▶ _WORK TO BE COMPLETED_: Retype the data below without altering anything.

Stored data entries:

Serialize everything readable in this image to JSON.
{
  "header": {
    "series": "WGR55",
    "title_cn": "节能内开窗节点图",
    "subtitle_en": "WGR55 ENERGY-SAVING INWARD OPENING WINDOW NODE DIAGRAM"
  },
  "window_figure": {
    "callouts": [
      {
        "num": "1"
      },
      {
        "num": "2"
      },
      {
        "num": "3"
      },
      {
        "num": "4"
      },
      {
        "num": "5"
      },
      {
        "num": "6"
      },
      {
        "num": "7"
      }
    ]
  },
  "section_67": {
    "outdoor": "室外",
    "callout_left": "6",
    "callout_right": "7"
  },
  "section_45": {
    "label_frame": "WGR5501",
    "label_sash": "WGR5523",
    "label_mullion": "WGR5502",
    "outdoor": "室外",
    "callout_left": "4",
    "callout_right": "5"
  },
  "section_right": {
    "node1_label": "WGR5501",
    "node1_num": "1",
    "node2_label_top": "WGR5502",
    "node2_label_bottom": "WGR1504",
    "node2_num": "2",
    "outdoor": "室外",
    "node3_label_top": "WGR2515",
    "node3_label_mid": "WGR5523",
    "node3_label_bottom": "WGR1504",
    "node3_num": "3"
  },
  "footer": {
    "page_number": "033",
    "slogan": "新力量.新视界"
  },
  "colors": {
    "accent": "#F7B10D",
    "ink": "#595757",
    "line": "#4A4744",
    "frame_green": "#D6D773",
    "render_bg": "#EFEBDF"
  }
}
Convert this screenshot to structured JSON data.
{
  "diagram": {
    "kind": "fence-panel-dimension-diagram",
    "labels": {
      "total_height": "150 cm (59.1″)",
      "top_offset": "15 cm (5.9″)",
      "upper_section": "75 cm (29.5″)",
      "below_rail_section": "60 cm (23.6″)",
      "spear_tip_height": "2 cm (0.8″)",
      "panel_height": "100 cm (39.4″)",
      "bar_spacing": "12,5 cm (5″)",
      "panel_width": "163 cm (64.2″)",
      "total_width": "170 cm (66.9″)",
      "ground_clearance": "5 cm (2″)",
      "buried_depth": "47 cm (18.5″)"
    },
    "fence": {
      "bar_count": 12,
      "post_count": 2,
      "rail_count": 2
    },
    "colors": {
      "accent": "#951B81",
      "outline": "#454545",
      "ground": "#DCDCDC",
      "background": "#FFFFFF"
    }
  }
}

▶ _EXERCISE SOLUTION_:
Serialize everything readable in this image to JSON.
{
  "header": {
    "series": "WGR55",
    "title_cn": "节能内开窗节点图",
    "subtitle_en": "WGR55 ENERGY-SAVING INWARD OPENING WINDOW NODE DIAGRAM"
  },
  "window_figure": {
    "callouts": [
      {
        "num": "1"
      },
      {
        "num": "2"
      },
      {
        "num": "3"
      },
      {
        "num": "4"
      },
      {
        "num": "5"
      },
      {
        "num": "6"
      },
      {
        "num": "7"
      }
    ]
  },
  "section_67": {
    "outdoor": "室外",
    "callout_left": "6",
    "callout_right": "7"
  },
  "section_45": {
    "label_frame": "WGR5501",
    "label_sash": "WGR5523",
    "label_mullion": "WGR5502",
    "outdoor": "室外",
    "callout_left": "4",
    "callout_right": "5"
  },
  "section_right": {
    "node1_label": "WGR5501",
    "node1_num": "1",
    "node2_label_top": "WGR5502",
    "node2_label_bottom": "WGR1504",
    "node2_num": "2",
    "outdoor": "室外",
    "node3_label_top": "WGR2515",
    "node3_label_mid": "WGR5523",
    "node3_label_bottom": "WGR1504",
    "node3_num": "3"
  },
  "footer": {
    "page_number": "033",
    "slogan": "新力量.新视界"
  },
  "colors": {
    "accent": "#F7B10D",
    "ink": "#595757",
    "line": "#4A4744",
    "frame_green": "#D6D773",
    "render_bg": "#EFEBDF"
  }
}
Convert this screenshot to structured JSON data.
{
  "diagram": {
    "kind": "fence-panel-dimension-diagram",
    "labels": {
      "total_height": "150 cm (59.1″)",
      "top_offset": "15 cm (5.9″)",
      "upper_section": "75 cm (29.5″)",
      "below_rail_section": "60 cm (23.6″)",
      "spear_tip_height": "2 cm (0.8″)",
      "panel_height": "100 cm (39.4″)",
      "bar_spacing": "12,5 cm (5″)",
      "panel_width": "163 cm (64.2″)",
      "total_width": "170 cm (66.9″)",
      "ground_clearance": "5 cm (2″)",
      "buried_depth": "47 cm (18.5″)"
    },
    "fence": {
      "bar_count": 12,
      "post_count": 2,
      "rail_count": 2
    },
    "colors": {
      "accent": "#951B81",
      "outline": "#454545",
      "ground": "#DCDCDC",
      "background": "#FFFFFF"
    }
  }
}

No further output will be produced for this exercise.